> [TASK OBJECTIVE] Tell how many lines contain the word "History". Reply with the number only.

##### EXCERPTED RECORDS

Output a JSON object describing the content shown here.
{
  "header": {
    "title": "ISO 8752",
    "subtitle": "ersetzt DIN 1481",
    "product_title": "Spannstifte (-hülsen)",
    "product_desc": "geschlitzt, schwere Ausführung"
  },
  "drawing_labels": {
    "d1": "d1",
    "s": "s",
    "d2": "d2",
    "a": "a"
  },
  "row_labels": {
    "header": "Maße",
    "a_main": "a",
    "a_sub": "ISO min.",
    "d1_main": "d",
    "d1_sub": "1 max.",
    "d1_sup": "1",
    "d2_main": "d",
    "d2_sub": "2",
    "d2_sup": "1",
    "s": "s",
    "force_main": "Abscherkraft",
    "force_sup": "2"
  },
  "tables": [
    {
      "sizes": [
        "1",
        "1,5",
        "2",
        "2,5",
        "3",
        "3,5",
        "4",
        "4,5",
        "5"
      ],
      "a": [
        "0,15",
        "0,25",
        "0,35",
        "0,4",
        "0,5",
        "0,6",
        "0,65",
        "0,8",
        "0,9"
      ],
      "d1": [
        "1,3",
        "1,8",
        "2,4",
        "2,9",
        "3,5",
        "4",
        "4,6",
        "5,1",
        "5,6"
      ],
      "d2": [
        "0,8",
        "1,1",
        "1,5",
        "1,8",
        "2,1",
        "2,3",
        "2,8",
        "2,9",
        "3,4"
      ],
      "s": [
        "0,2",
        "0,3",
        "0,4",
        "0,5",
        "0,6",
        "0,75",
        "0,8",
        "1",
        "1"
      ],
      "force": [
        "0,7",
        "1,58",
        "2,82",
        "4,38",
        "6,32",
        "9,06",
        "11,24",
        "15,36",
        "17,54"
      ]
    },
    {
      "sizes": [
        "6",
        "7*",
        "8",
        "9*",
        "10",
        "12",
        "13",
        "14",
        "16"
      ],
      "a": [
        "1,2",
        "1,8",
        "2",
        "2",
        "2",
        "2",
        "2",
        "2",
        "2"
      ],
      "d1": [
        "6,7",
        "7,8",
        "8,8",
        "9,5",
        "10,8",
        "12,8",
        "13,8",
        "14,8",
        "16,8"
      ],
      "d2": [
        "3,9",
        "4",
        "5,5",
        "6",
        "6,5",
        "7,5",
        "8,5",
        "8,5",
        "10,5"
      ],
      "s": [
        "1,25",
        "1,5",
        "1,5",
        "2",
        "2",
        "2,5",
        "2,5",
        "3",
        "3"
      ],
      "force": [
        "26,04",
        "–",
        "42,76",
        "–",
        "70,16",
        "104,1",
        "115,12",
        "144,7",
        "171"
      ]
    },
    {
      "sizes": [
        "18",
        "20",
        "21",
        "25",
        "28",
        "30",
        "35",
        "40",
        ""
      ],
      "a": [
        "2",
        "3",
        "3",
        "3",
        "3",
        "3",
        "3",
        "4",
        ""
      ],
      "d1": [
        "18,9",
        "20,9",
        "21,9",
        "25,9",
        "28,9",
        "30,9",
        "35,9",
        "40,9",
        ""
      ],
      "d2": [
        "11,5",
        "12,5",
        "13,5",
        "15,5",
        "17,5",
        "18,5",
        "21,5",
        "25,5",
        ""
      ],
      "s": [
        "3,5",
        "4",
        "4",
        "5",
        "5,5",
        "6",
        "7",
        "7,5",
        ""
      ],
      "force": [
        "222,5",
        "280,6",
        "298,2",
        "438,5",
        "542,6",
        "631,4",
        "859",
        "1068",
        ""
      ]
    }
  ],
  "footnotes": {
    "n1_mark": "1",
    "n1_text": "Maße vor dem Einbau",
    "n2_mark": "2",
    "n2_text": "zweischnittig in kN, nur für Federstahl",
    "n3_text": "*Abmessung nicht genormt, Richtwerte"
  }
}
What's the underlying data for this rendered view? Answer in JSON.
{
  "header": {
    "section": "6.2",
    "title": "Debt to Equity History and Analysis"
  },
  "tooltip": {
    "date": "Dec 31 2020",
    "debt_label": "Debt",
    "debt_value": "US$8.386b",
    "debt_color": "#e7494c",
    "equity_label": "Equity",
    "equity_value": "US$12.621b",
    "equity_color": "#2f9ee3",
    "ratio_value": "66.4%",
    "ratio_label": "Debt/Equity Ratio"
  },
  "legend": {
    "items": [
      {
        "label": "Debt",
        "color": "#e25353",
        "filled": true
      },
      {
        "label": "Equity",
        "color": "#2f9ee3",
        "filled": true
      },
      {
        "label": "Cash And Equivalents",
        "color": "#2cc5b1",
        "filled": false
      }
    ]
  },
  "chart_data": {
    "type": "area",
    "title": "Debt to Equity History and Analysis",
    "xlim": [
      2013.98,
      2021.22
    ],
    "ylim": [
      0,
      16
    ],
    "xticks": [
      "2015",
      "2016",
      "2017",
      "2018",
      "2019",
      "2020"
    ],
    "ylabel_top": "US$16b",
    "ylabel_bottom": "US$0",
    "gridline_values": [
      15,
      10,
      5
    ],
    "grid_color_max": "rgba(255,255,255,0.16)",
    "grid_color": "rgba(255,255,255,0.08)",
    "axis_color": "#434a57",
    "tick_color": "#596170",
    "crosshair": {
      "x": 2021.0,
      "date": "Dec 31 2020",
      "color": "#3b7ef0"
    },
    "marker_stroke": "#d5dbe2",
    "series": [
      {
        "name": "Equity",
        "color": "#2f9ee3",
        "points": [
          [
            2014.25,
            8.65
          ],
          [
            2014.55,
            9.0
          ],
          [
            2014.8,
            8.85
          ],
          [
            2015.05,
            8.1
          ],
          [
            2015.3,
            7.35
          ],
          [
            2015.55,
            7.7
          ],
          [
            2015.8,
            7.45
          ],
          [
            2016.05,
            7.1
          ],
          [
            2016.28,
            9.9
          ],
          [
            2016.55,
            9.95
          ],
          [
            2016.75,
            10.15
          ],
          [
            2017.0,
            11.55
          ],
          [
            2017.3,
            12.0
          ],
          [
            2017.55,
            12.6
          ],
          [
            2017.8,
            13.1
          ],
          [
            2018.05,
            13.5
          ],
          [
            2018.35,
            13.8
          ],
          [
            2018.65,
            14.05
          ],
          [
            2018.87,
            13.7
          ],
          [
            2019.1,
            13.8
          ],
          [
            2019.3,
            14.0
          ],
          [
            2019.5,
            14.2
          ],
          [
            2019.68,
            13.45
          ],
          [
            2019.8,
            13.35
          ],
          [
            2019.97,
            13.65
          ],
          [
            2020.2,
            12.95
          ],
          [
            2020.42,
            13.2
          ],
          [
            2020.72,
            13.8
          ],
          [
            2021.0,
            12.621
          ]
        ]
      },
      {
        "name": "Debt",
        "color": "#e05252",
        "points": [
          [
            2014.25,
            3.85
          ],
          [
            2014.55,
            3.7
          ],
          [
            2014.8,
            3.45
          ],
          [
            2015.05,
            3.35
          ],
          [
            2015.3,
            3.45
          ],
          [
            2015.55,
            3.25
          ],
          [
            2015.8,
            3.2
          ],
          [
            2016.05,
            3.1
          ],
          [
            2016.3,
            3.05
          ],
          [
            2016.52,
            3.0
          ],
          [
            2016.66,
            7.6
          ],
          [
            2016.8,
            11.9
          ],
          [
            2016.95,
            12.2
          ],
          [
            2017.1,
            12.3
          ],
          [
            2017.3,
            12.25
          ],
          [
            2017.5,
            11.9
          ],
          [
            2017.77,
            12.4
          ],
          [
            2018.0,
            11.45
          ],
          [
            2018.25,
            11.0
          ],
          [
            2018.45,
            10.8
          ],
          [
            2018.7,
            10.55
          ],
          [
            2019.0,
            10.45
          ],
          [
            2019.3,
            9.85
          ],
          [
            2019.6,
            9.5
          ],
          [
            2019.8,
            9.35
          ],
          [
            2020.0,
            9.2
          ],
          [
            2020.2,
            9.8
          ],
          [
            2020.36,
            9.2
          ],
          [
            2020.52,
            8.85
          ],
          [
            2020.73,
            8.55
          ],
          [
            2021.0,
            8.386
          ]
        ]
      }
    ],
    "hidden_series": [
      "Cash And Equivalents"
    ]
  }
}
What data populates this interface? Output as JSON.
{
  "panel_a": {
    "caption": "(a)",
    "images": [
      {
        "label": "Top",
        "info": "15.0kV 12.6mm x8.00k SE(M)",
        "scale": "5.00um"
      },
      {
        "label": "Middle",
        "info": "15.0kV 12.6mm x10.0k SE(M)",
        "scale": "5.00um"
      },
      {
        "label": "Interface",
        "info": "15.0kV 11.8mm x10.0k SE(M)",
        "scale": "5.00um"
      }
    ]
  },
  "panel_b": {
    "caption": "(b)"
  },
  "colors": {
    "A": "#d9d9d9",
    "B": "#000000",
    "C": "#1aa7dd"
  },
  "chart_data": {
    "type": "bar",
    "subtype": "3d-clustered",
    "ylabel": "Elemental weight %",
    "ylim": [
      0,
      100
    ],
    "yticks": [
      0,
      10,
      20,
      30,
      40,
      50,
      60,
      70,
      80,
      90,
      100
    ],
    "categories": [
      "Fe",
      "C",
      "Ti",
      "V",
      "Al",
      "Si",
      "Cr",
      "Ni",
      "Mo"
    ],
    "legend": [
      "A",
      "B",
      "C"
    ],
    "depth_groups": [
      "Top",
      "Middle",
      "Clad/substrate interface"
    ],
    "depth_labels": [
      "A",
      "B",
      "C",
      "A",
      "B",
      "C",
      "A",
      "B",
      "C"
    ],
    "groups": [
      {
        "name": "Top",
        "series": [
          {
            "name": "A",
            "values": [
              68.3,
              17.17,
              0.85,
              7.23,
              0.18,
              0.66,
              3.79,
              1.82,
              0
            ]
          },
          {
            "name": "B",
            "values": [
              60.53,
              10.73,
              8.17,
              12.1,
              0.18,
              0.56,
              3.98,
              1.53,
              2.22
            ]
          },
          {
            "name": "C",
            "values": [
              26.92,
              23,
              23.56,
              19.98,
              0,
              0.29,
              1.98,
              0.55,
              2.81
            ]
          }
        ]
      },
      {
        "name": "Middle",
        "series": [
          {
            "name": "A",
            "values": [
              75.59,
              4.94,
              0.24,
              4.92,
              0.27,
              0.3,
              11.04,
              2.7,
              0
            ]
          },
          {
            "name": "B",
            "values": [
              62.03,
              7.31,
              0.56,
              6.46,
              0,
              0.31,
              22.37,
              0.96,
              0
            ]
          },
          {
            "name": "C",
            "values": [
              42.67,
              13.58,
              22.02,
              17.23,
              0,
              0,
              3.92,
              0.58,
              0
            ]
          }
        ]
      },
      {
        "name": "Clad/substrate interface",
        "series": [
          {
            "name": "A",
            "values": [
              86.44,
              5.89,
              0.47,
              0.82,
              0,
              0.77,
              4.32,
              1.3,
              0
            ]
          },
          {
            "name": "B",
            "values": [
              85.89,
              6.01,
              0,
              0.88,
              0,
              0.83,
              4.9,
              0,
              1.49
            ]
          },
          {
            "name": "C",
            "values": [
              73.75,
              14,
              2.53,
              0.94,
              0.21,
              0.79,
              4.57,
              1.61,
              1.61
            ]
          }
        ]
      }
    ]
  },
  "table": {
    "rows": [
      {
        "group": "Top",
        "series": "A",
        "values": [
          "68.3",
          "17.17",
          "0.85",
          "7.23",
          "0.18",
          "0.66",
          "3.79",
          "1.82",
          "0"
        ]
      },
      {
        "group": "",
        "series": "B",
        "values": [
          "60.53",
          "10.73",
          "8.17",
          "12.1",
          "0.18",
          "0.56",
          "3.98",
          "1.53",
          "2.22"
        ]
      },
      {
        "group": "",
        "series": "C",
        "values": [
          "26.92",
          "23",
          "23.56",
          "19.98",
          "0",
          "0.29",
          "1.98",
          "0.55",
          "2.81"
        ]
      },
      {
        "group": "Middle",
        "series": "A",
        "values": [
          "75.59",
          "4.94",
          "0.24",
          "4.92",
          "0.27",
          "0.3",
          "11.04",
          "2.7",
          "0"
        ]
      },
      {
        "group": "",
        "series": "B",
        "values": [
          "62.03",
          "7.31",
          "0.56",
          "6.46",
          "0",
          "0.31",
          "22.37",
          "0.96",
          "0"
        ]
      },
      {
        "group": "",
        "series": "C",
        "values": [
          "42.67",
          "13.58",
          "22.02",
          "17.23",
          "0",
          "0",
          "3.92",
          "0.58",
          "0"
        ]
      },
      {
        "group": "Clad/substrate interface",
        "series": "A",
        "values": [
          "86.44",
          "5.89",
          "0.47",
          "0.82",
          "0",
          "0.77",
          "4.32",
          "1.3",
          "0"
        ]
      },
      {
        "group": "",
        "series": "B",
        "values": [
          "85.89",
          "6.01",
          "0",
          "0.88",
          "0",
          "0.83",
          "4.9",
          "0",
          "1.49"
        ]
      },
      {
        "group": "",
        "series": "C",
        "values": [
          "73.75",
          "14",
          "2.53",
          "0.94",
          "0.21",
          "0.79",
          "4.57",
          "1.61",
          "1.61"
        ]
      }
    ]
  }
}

##########

> [EXERCISE ANSWER] 2